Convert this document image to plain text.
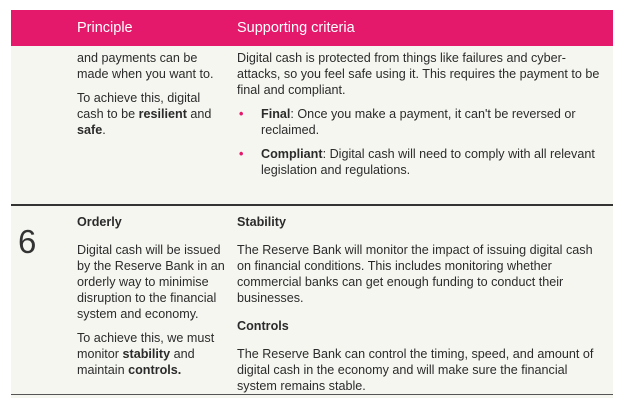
Principle	Supporting criteria

and payments can be made when you want to.

To achieve this, digital cash to be resilient and safe.

Digital cash is protected from things like failures and cyber-attacks, so you feel safe using it. This requires the payment to be final and compliant.

• Final: Once you make a payment, it can't be reversed or reclaimed.
• Compliant: Digital cash will need to comply with all relevant legislation and regulations.
6

Orderly

Digital cash will be issued by the Reserve Bank in an orderly way to minimise disruption to the financial system and economy.

To achieve this, we must monitor stability and maintain controls.

Stability

The Reserve Bank will monitor the impact of issuing digital cash on financial conditions. This includes monitoring whether commercial banks can get enough funding to conduct their businesses.

Controls

The Reserve Bank can control the timing, speed, and amount of digital cash in the economy and will make sure the financial system remains stable.
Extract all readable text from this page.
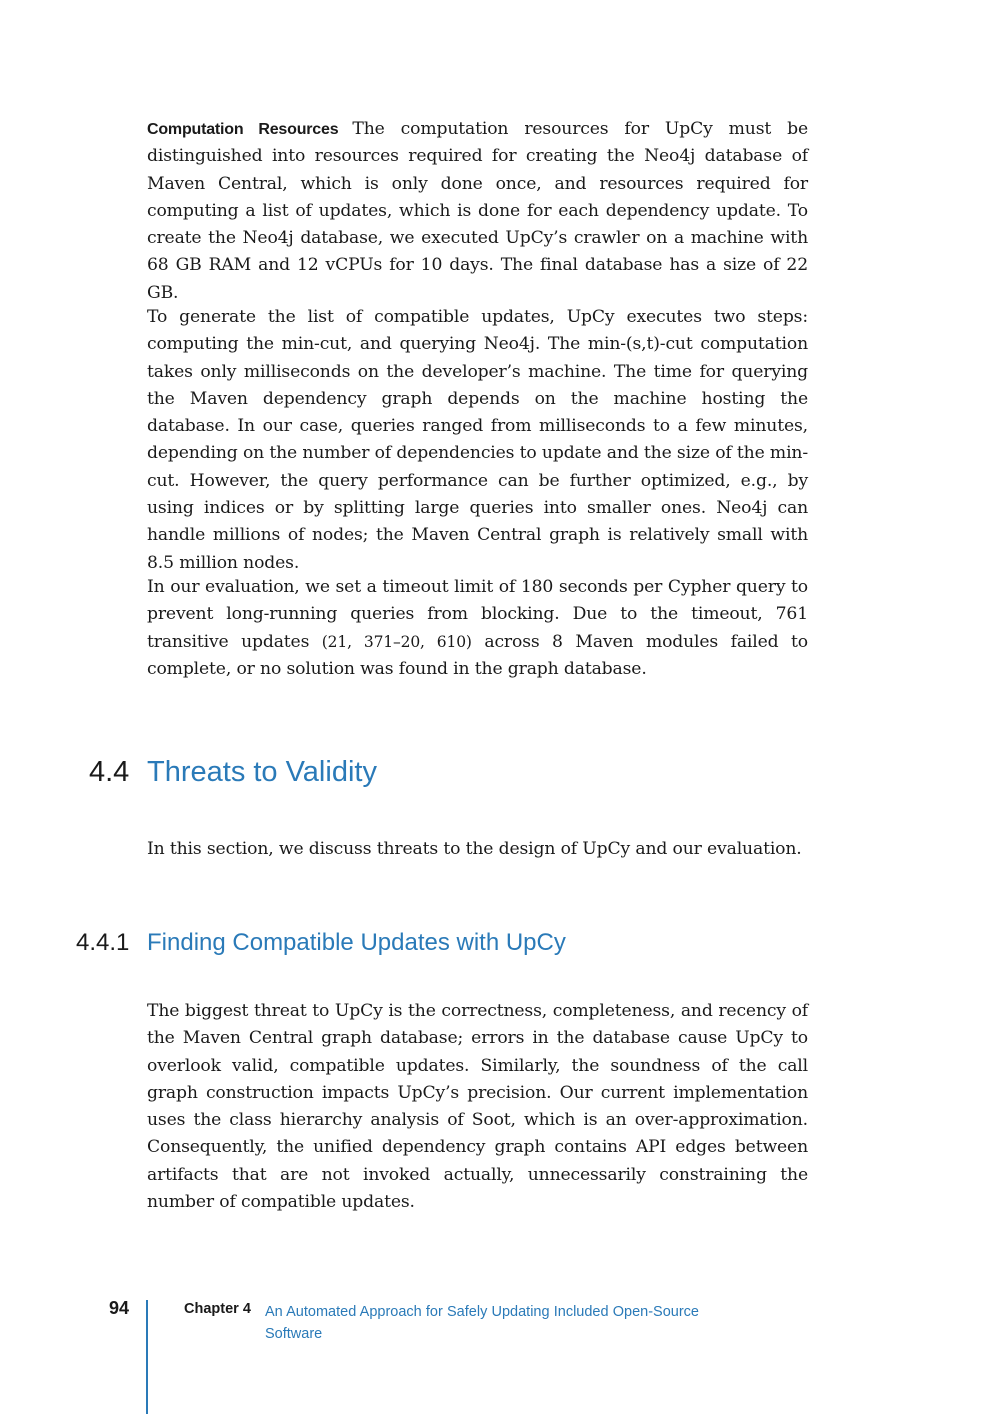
Computation Resources The computation resources for UpCy must be distinguished into resources required for creating the Neo4j database of Maven Central, which is only done once, and resources required for computing a list of updates, which is done for each dependency update. To create the Neo4j database, we executed UpCy’s crawler on a machine with 68 GB RAM and 12 vCPUs for 10 days. The final database has a size of 22 GB.

To generate the list of compatible updates, UpCy executes two steps: computing the min-cut, and querying Neo4j. The min-(s,t)-cut computation takes only milliseconds on the developer’s machine. The time for querying the Maven dependency graph depends on the machine hosting the database. In our case, queries ranged from milliseconds to a few minutes, depending on the number of dependencies to update and the size of the min-cut. However, the query performance can be further optimized, e.g., by using indices or by splitting large queries into smaller ones. Neo4j can handle millions of nodes; the Maven Central graph is relatively small with 8.5 million nodes.

In our evaluation, we set a timeout limit of 180 seconds per Cypher query to prevent long-running queries from blocking. Due to the timeout, 761 transitive updates (21, 371–20, 610) across 8 Maven modules failed to complete, or no solution was found in the graph database.

4.4 Threats to Validity

In this section, we discuss threats to the design of UpCy and our evaluation.

4.4.1 Finding Compatible Updates with UpCy

The biggest threat to UpCy is the correctness, completeness, and recency of the Maven Central graph database; errors in the database cause UpCy to overlook valid, compatible updates. Similarly, the soundness of the call graph construction impacts UpCy’s precision. Our current implementation uses the class hierarchy analysis of Soot, which is an over-approximation. Consequently, the unified dependency graph contains API edges between artifacts that are not invoked actually, unnecessarily constraining the number of compatible updates.

94	Chapter 4 An Automated Approach for Safely Updating Included Open-Source Software
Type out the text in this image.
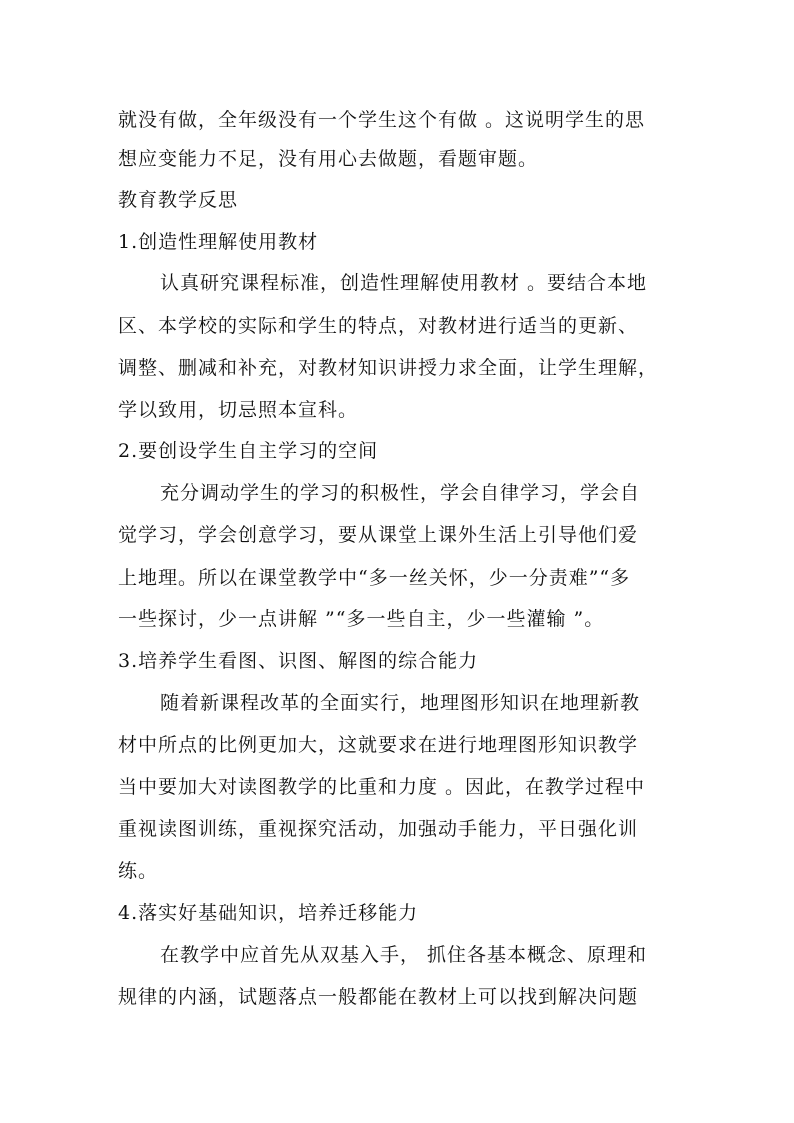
就没有做，全年级没有一个学生这个有做 。这说明学生的思
想应变能力不足，没有用心去做题，看题审题。
教育教学反思
1.创造性理解使用教材
认真研究课程标准，创造性理解使用教材 。要结合本地
区、本学校的实际和学生的特点，对教材进行适当的更新、
调整、删减和补充，对教材知识讲授力求全面，让学生理解，
学以致用，切忌照本宣科。
2.要创设学生自主学习的空间
充分调动学生的学习的积极性，学会自律学习，学会自
觉学习，学会创意学习，要从课堂上课外生活上引导他们爱
上地理。所以在课堂教学中“多一丝关怀，少一分责难”“多
一些探讨，少一点讲解 ”“多一些自主，少一些灌输 ”。
3.培养学生看图、识图、解图的综合能力
随着新课程改革的全面实行，地理图形知识在地理新教
材中所点的比例更加大，这就要求在进行地理图形知识教学
当中要加大对读图教学的比重和力度 。因此，在教学过程中
重视读图训练，重视探究活动，加强动手能力，平日强化训
练。
4.落实好基础知识，培养迁移能力
在教学中应首先从双基入手， 抓住各基本概念、原理和
规律的内涵，试题落点一般都能在教材上可以找到解决问题
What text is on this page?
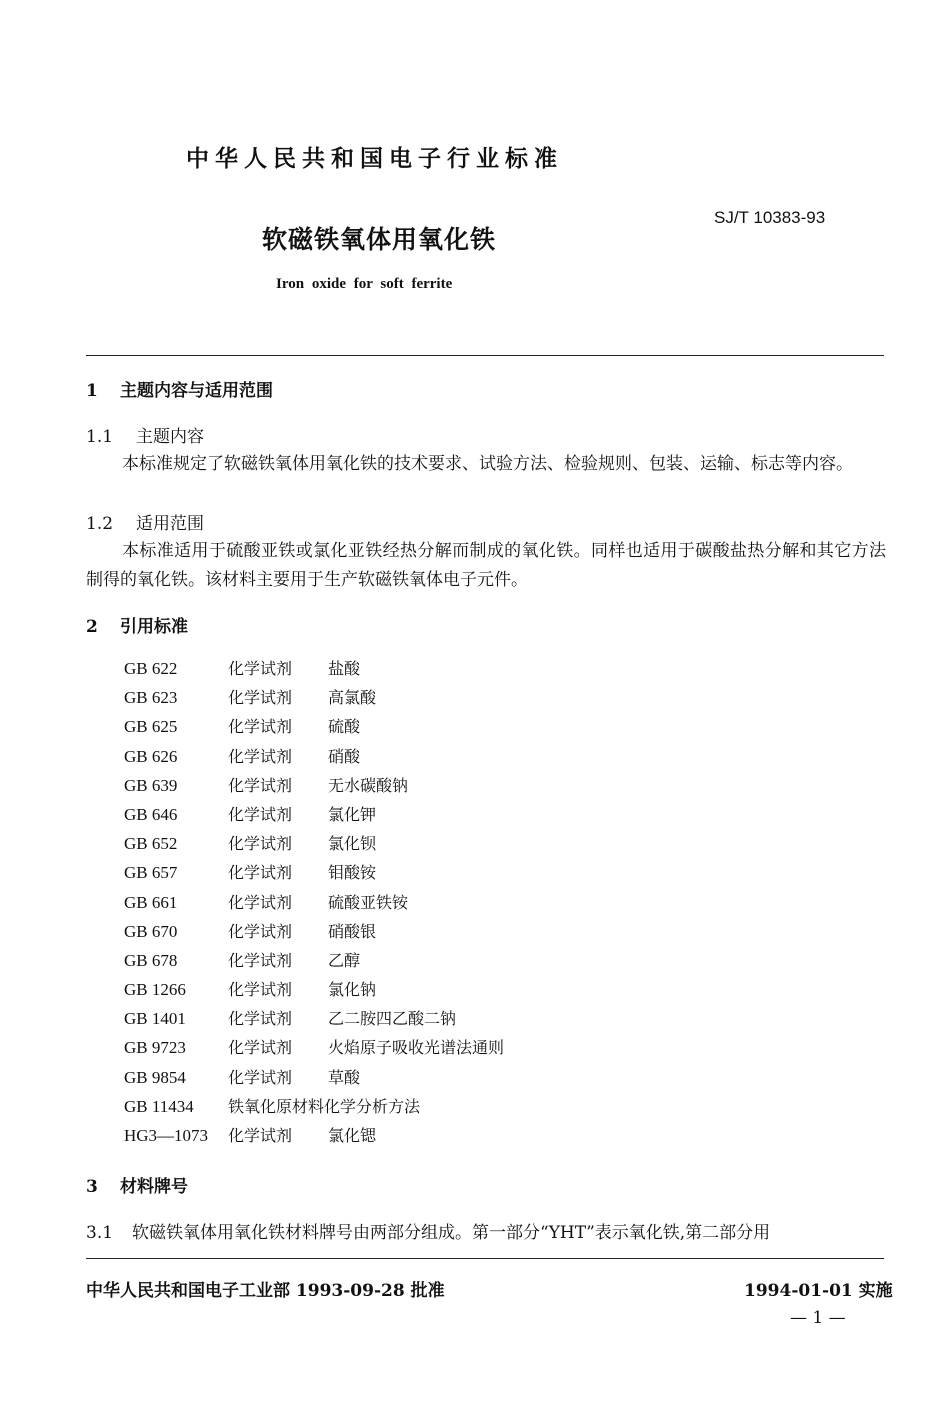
中华人民共和国电子行业标准
SJ/T 10383-93
软磁铁氧体用氧化铁
Iron oxide for soft ferrite
1 主题内容与适用范围
1.1 主题内容
本标准规定了软磁铁氧体用氧化铁的技术要求、试验方法、检验规则、包装、运输、标志等内容。
1.2 适用范围
本标准适用于硫酸亚铁或氯化亚铁经热分解而制成的氧化铁。同样也适用于碳酸盐热分解和其它方法制得的氧化铁。该材料主要用于生产软磁铁氧体电子元件。
2 引用标准
GB 622	化学试剂 盐酸
GB 623	化学试剂 高氯酸
GB 625	化学试剂 硫酸
GB 626	化学试剂 硝酸
GB 639	化学试剂 无水碳酸钠
GB 646	化学试剂 氯化钾
GB 652	化学试剂 氯化钡
GB 657	化学试剂 钼酸铵
GB 661	化学试剂 硫酸亚铁铵
GB 670	化学试剂 硝酸银
GB 678	化学试剂 乙醇
GB 1266	化学试剂 氯化钠
GB 1401	化学试剂 乙二胺四乙酸二钠
GB 9723	化学试剂 火焰原子吸收光谱法通则
GB 9854	化学试剂 草酸
GB 11434 铁氧化原材料化学分析方法
HG3—1073 化学试剂 氯化锶
3 材料牌号
3.1 软磁铁氧体用氧化铁材料牌号由两部分组成。第一部分“YHT”表示氧化铁,第二部分用
中华人民共和国电子工业部 1993-09-28 批准	1994-01-01 实施
— 1 —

- **Task details**
Take the listing and print it again exactly, but without any pictures.

- **Written response**
Convert this document image to plain text.
Principle	Supporting criteria

and payments can be made when you want to.

To achieve this, digital cash to be resilient and safe.

Digital cash is protected from things like failures and cyber-attacks, so you feel safe using it. This requires the payment to be final and compliant.

• Final: Once you make a payment, it can't be reversed or reclaimed.
• Compliant: Digital cash will need to comply with all relevant legislation and regulations.
6

Orderly

Digital cash will be issued by the Reserve Bank in an orderly way to minimise disruption to the financial system and economy.

To achieve this, we must monitor stability and maintain controls.

Stability

The Reserve Bank will monitor the impact of issuing digital cash on financial conditions. This includes monitoring whether commercial banks can get enough funding to conduct their businesses.

Controls

The Reserve Bank can control the timing, speed, and amount of digital cash in the economy and will make sure the financial system remains stable.
Extract all readable text from this page.
Computation Resources The computation resources for UpCy must be distinguished into resources required for creating the Neo4j database of Maven Central, which is only done once, and resources required for computing a list of updates, which is done for each dependency update. To create the Neo4j database, we executed UpCy’s crawler on a machine with 68 GB RAM and 12 vCPUs for 10 days. The final database has a size of 22 GB.

To generate the list of compatible updates, UpCy executes two steps: computing the min-cut, and querying Neo4j. The min-(s,t)-cut computation takes only milliseconds on the developer’s machine. The time for querying the Maven dependency graph depends on the machine hosting the database. In our case, queries ranged from milliseconds to a few minutes, depending on the number of dependencies to update and the size of the min-cut. However, the query performance can be further optimized, e.g., by using indices or by splitting large queries into smaller ones. Neo4j can handle millions of nodes; the Maven Central graph is relatively small with 8.5 million nodes.

In our evaluation, we set a timeout limit of 180 seconds per Cypher query to prevent long-running queries from blocking. Due to the timeout, 761 transitive updates (21, 371–20, 610) across 8 Maven modules failed to complete, or no solution was found in the graph database.

4.4 Threats to Validity

In this section, we discuss threats to the design of UpCy and our evaluation.

4.4.1 Finding Compatible Updates with UpCy

The biggest threat to UpCy is the correctness, completeness, and recency of the Maven Central graph database; errors in the database cause UpCy to overlook valid, compatible updates. Similarly, the soundness of the call graph construction impacts UpCy’s precision. Our current implementation uses the class hierarchy analysis of Soot, which is an over-approximation. Consequently, the unified dependency graph contains API edges between artifacts that are not invoked actually, unnecessarily constraining the number of compatible updates.

94	Chapter 4 An Automated Approach for Safely Updating Included Open-Source Software
Type out the text in this image.
就没有做，全年级没有一个学生这个有做 。这说明学生的思
想应变能力不足，没有用心去做题，看题审题。
教育教学反思
1.创造性理解使用教材
认真研究课程标准，创造性理解使用教材 。要结合本地
区、本学校的实际和学生的特点，对教材进行适当的更新、
调整、删减和补充，对教材知识讲授力求全面，让学生理解，
学以致用，切忌照本宣科。
2.要创设学生自主学习的空间
充分调动学生的学习的积极性，学会自律学习，学会自
觉学习，学会创意学习，要从课堂上课外生活上引导他们爱
上地理。所以在课堂教学中“多一丝关怀，少一分责难”“多
一些探讨，少一点讲解 ”“多一些自主，少一些灌输 ”。
3.培养学生看图、识图、解图的综合能力
随着新课程改革的全面实行，地理图形知识在地理新教
材中所点的比例更加大，这就要求在进行地理图形知识教学
当中要加大对读图教学的比重和力度 。因此，在教学过程中
重视读图训练，重视探究活动，加强动手能力，平日强化训
练。
4.落实好基础知识，培养迁移能力
在教学中应首先从双基入手， 抓住各基本概念、原理和
规律的内涵，试题落点一般都能在教材上可以找到解决问题
What text is on this page?
中华人民共和国电子行业标准
SJ/T 10383-93
软磁铁氧体用氧化铁
Iron oxide for soft ferrite
1 主题内容与适用范围
1.1 主题内容
本标准规定了软磁铁氧体用氧化铁的技术要求、试验方法、检验规则、包装、运输、标志等内容。
1.2 适用范围
本标准适用于硫酸亚铁或氯化亚铁经热分解而制成的氧化铁。同样也适用于碳酸盐热分解和其它方法制得的氧化铁。该材料主要用于生产软磁铁氧体电子元件。
2 引用标准
GB 622	化学试剂 盐酸
GB 623	化学试剂 高氯酸
GB 625	化学试剂 硫酸
GB 626	化学试剂 硝酸
GB 639	化学试剂 无水碳酸钠
GB 646	化学试剂 氯化钾
GB 652	化学试剂 氯化钡
GB 657	化学试剂 钼酸铵
GB 661	化学试剂 硫酸亚铁铵
GB 670	化学试剂 硝酸银
GB 678	化学试剂 乙醇
GB 1266	化学试剂 氯化钠
GB 1401	化学试剂 乙二胺四乙酸二钠
GB 9723	化学试剂 火焰原子吸收光谱法通则
GB 9854	化学试剂 草酸
GB 11434 铁氧化原材料化学分析方法
HG3—1073 化学试剂 氯化锶
3 材料牌号
3.1 软磁铁氧体用氧化铁材料牌号由两部分组成。第一部分“YHT”表示氧化铁,第二部分用
中华人民共和国电子工业部 1993-09-28 批准	1994-01-01 实施
— 1 —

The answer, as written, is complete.